**TASK DIRECTIONS**
Look through the data below and report how many lines include "color". Only the number should be given.

•••••

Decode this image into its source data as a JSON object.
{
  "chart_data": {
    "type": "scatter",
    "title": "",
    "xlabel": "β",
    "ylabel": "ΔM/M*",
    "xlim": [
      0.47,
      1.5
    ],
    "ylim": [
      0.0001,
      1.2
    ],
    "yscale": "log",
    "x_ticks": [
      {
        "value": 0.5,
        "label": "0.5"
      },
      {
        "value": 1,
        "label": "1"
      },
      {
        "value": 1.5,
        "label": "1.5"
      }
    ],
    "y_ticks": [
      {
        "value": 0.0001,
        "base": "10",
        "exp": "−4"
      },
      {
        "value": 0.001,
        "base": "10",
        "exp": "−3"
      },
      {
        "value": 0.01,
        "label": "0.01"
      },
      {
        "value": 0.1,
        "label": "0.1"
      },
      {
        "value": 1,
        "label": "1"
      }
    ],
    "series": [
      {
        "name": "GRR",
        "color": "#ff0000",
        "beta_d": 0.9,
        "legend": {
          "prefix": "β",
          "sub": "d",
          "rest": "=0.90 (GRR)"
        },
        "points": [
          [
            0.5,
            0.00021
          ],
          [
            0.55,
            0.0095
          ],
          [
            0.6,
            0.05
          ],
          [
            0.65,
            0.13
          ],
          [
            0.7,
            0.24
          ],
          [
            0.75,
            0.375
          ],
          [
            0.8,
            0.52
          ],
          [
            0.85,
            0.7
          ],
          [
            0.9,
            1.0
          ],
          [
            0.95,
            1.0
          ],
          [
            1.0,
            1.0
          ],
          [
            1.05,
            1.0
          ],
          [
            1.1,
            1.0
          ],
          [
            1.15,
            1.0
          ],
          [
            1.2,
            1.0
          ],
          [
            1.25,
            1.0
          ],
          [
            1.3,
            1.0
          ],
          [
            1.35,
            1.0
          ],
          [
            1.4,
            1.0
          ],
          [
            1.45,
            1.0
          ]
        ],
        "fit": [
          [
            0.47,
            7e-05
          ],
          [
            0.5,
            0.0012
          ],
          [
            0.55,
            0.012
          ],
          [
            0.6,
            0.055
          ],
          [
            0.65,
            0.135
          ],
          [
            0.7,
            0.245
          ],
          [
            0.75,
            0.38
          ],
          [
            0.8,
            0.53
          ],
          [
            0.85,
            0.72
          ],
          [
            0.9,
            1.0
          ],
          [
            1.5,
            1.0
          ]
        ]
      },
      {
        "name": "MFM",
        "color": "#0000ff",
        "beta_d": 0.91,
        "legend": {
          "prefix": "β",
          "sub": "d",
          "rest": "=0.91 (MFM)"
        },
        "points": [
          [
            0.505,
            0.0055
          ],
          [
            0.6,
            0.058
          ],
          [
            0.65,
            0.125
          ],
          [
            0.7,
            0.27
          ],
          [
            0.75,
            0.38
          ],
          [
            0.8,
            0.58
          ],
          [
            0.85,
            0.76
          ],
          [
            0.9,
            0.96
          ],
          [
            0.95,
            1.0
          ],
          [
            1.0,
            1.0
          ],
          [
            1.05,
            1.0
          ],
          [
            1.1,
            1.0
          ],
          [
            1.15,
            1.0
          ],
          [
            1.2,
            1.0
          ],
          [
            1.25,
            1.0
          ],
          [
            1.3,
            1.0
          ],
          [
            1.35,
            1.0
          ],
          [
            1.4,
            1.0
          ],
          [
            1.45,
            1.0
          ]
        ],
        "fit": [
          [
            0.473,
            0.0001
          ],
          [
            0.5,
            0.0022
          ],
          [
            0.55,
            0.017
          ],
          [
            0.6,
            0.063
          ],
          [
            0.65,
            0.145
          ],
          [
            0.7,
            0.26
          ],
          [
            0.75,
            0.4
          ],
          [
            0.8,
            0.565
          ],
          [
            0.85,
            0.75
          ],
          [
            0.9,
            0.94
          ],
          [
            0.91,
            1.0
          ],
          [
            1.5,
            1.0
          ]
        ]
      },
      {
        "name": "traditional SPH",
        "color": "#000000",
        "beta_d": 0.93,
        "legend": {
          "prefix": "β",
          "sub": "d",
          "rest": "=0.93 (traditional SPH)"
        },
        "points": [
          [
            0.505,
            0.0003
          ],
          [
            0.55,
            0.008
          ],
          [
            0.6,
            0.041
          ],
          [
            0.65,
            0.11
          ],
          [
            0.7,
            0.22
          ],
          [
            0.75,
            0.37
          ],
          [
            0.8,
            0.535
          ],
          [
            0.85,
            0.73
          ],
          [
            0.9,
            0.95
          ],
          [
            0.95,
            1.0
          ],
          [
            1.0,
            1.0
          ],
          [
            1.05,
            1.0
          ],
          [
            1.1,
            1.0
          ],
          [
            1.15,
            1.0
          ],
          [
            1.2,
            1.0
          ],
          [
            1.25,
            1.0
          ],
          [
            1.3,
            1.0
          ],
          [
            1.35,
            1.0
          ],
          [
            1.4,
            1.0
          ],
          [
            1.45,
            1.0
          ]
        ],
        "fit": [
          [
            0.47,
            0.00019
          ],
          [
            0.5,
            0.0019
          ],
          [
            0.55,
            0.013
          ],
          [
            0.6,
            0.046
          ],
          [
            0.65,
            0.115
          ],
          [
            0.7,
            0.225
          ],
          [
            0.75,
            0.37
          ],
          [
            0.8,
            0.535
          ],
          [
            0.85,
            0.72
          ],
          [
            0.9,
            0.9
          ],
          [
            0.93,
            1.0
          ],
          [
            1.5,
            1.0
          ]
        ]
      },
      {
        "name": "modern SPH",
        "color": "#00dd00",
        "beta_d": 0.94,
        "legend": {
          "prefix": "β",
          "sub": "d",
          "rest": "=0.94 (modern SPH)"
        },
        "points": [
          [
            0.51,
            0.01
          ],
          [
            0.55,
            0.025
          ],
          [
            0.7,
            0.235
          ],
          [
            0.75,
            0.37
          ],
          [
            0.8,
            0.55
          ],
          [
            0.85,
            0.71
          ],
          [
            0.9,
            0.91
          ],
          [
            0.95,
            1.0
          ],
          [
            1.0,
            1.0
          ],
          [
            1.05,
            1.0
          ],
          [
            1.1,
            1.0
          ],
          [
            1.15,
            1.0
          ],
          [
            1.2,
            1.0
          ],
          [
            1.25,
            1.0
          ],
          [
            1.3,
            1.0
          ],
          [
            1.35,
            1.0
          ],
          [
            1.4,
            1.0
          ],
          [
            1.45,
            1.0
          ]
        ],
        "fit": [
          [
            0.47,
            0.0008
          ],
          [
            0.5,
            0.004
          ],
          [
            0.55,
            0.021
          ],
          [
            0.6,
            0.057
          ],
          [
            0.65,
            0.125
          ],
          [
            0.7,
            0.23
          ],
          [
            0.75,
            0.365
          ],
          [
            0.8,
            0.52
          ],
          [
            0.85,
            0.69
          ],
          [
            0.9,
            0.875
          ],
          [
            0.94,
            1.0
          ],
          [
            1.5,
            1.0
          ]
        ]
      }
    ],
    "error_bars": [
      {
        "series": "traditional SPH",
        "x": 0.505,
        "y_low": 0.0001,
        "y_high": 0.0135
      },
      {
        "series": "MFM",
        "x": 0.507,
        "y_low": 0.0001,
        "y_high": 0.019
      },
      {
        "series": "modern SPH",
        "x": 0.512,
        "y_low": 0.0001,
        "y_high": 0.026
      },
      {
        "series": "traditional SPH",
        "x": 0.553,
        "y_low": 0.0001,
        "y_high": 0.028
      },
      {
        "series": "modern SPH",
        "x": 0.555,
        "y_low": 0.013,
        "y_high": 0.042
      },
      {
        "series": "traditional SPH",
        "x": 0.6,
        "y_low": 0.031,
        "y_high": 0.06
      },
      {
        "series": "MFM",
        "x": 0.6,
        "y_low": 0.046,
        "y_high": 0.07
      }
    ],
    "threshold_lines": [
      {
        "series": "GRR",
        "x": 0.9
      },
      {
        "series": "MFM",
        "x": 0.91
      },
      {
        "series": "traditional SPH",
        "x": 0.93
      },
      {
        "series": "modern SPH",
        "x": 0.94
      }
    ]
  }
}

•••••

**REPLY**
4